>> Start Records provided

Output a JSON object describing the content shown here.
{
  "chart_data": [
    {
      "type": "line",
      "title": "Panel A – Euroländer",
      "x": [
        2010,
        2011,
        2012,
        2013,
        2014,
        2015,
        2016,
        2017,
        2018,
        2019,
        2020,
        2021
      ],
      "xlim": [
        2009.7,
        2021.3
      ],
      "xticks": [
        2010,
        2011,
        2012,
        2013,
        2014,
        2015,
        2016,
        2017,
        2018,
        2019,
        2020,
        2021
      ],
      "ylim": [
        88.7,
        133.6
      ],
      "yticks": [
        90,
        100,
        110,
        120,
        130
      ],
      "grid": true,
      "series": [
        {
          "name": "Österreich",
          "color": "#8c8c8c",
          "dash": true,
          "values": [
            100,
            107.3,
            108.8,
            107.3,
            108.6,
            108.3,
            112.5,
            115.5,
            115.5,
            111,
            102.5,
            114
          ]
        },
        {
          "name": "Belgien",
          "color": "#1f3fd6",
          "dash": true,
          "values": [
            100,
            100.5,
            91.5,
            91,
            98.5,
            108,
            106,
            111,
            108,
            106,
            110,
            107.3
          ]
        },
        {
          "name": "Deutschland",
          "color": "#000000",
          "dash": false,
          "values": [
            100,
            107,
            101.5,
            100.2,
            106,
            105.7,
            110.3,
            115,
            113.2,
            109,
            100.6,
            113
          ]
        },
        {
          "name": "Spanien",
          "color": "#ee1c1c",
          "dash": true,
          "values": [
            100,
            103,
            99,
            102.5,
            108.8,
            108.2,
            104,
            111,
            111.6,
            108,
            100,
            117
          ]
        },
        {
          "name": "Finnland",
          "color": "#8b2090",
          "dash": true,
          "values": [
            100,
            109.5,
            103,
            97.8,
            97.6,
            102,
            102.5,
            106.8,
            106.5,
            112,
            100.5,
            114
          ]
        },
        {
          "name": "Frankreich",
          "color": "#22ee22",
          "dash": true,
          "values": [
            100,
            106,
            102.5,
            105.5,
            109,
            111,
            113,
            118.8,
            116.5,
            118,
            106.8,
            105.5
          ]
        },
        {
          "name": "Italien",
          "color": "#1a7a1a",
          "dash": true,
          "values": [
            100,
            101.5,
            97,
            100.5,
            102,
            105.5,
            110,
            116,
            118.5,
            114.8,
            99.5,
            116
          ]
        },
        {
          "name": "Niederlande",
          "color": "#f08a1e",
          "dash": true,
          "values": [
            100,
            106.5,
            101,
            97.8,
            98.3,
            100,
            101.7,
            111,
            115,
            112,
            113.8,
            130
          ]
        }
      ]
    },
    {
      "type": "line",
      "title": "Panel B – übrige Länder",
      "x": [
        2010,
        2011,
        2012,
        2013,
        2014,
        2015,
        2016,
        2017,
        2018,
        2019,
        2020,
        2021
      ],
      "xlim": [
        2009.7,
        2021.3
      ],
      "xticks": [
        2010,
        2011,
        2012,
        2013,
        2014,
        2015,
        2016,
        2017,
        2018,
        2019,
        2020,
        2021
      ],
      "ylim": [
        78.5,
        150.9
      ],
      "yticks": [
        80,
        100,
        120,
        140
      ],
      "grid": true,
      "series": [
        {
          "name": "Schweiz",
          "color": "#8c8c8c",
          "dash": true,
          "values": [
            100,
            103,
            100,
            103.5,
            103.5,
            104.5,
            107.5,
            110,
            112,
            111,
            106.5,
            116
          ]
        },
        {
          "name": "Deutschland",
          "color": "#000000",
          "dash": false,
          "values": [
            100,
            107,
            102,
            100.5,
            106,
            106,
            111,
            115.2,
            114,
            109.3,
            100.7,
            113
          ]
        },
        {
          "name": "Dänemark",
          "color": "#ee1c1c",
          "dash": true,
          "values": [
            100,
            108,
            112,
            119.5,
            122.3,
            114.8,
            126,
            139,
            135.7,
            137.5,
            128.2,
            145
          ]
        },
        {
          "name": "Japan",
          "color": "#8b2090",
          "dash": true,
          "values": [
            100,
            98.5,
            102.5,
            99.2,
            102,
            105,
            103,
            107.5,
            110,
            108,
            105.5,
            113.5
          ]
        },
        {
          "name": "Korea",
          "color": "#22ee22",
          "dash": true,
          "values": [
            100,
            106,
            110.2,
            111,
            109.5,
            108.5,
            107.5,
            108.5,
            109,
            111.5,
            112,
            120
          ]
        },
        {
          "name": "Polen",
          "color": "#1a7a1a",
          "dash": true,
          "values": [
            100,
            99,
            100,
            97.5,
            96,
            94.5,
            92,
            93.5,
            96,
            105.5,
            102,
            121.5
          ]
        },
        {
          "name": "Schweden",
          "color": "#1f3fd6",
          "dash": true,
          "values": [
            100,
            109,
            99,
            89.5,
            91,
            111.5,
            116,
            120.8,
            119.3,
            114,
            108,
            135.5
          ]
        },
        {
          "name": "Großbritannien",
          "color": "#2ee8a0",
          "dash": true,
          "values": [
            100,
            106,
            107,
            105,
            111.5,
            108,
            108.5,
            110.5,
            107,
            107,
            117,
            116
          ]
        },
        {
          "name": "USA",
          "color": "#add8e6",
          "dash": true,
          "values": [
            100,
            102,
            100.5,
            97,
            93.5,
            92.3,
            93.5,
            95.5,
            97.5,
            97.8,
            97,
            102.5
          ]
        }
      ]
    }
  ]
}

>> End Records provided

To be done
Print the records above exactly as they appear.

Expected answer
Output a JSON object describing the content shown here.
{
  "chart_data": [
    {
      "type": "line",
      "title": "Panel A – Euroländer",
      "x": [
        2010,
        2011,
        2012,
        2013,
        2014,
        2015,
        2016,
        2017,
        2018,
        2019,
        2020,
        2021
      ],
      "xlim": [
        2009.7,
        2021.3
      ],
      "xticks": [
        2010,
        2011,
        2012,
        2013,
        2014,
        2015,
        2016,
        2017,
        2018,
        2019,
        2020,
        2021
      ],
      "ylim": [
        88.7,
        133.6
      ],
      "yticks": [
        90,
        100,
        110,
        120,
        130
      ],
      "grid": true,
      "series": [
        {
          "name": "Österreich",
          "color": "#8c8c8c",
          "dash": true,
          "values": [
            100,
            107.3,
            108.8,
            107.3,
            108.6,
            108.3,
            112.5,
            115.5,
            115.5,
            111,
            102.5,
            114
          ]
        },
        {
          "name": "Belgien",
          "color": "#1f3fd6",
          "dash": true,
          "values": [
            100,
            100.5,
            91.5,
            91,
            98.5,
            108,
            106,
            111,
            108,
            106,
            110,
            107.3
          ]
        },
        {
          "name": "Deutschland",
          "color": "#000000",
          "dash": false,
          "values": [
            100,
            107,
            101.5,
            100.2,
            106,
            105.7,
            110.3,
            115,
            113.2,
            109,
            100.6,
            113
          ]
        },
        {
          "name": "Spanien",
          "color": "#ee1c1c",
          "dash": true,
          "values": [
            100,
            103,
            99,
            102.5,
            108.8,
            108.2,
            104,
            111,
            111.6,
            108,
            100,
            117
          ]
        },
        {
          "name": "Finnland",
          "color": "#8b2090",
          "dash": true,
          "values": [
            100,
            109.5,
            103,
            97.8,
            97.6,
            102,
            102.5,
            106.8,
            106.5,
            112,
            100.5,
            114
          ]
        },
        {
          "name": "Frankreich",
          "color": "#22ee22",
          "dash": true,
          "values": [
            100,
            106,
            102.5,
            105.5,
            109,
            111,
            113,
            118.8,
            116.5,
            118,
            106.8,
            105.5
          ]
        },
        {
          "name": "Italien",
          "color": "#1a7a1a",
          "dash": true,
          "values": [
            100,
            101.5,
            97,
            100.5,
            102,
            105.5,
            110,
            116,
            118.5,
            114.8,
            99.5,
            116
          ]
        },
        {
          "name": "Niederlande",
          "color": "#f08a1e",
          "dash": true,
          "values": [
            100,
            106.5,
            101,
            97.8,
            98.3,
            100,
            101.7,
            111,
            115,
            112,
            113.8,
            130
          ]
        }
      ]
    },
    {
      "type": "line",
      "title": "Panel B – übrige Länder",
      "x": [
        2010,
        2011,
        2012,
        2013,
        2014,
        2015,
        2016,
        2017,
        2018,
        2019,
        2020,
        2021
      ],
      "xlim": [
        2009.7,
        2021.3
      ],
      "xticks": [
        2010,
        2011,
        2012,
        2013,
        2014,
        2015,
        2016,
        2017,
        2018,
        2019,
        2020,
        2021
      ],
      "ylim": [
        78.5,
        150.9
      ],
      "yticks": [
        80,
        100,
        120,
        140
      ],
      "grid": true,
      "series": [
        {
          "name": "Schweiz",
          "color": "#8c8c8c",
          "dash": true,
          "values": [
            100,
            103,
            100,
            103.5,
            103.5,
            104.5,
            107.5,
            110,
            112,
            111,
            106.5,
            116
          ]
        },
        {
          "name": "Deutschland",
          "color": "#000000",
          "dash": false,
          "values": [
            100,
            107,
            102,
            100.5,
            106,
            106,
            111,
            115.2,
            114,
            109.3,
            100.7,
            113
          ]
        },
        {
          "name": "Dänemark",
          "color": "#ee1c1c",
          "dash": true,
          "values": [
            100,
            108,
            112,
            119.5,
            122.3,
            114.8,
            126,
            139,
            135.7,
            137.5,
            128.2,
            145
          ]
        },
        {
          "name": "Japan",
          "color": "#8b2090",
          "dash": true,
          "values": [
            100,
            98.5,
            102.5,
            99.2,
            102,
            105,
            103,
            107.5,
            110,
            108,
            105.5,
            113.5
          ]
        },
        {
          "name": "Korea",
          "color": "#22ee22",
          "dash": true,
          "values": [
            100,
            106,
            110.2,
            111,
            109.5,
            108.5,
            107.5,
            108.5,
            109,
            111.5,
            112,
            120
          ]
        },
        {
          "name": "Polen",
          "color": "#1a7a1a",
          "dash": true,
          "values": [
            100,
            99,
            100,
            97.5,
            96,
            94.5,
            92,
            93.5,
            96,
            105.5,
            102,
            121.5
          ]
        },
        {
          "name": "Schweden",
          "color": "#1f3fd6",
          "dash": true,
          "values": [
            100,
            109,
            99,
            89.5,
            91,
            111.5,
            116,
            120.8,
            119.3,
            114,
            108,
            135.5
          ]
        },
        {
          "name": "Großbritannien",
          "color": "#2ee8a0",
          "dash": true,
          "values": [
            100,
            106,
            107,
            105,
            111.5,
            108,
            108.5,
            110.5,
            107,
            107,
            117,
            116
          ]
        },
        {
          "name": "USA",
          "color": "#add8e6",
          "dash": true,
          "values": [
            100,
            102,
            100.5,
            97,
            93.5,
            92.3,
            93.5,
            95.5,
            97.5,
            97.8,
            97,
            102.5
          ]
        }
      ]
    }
  ]
}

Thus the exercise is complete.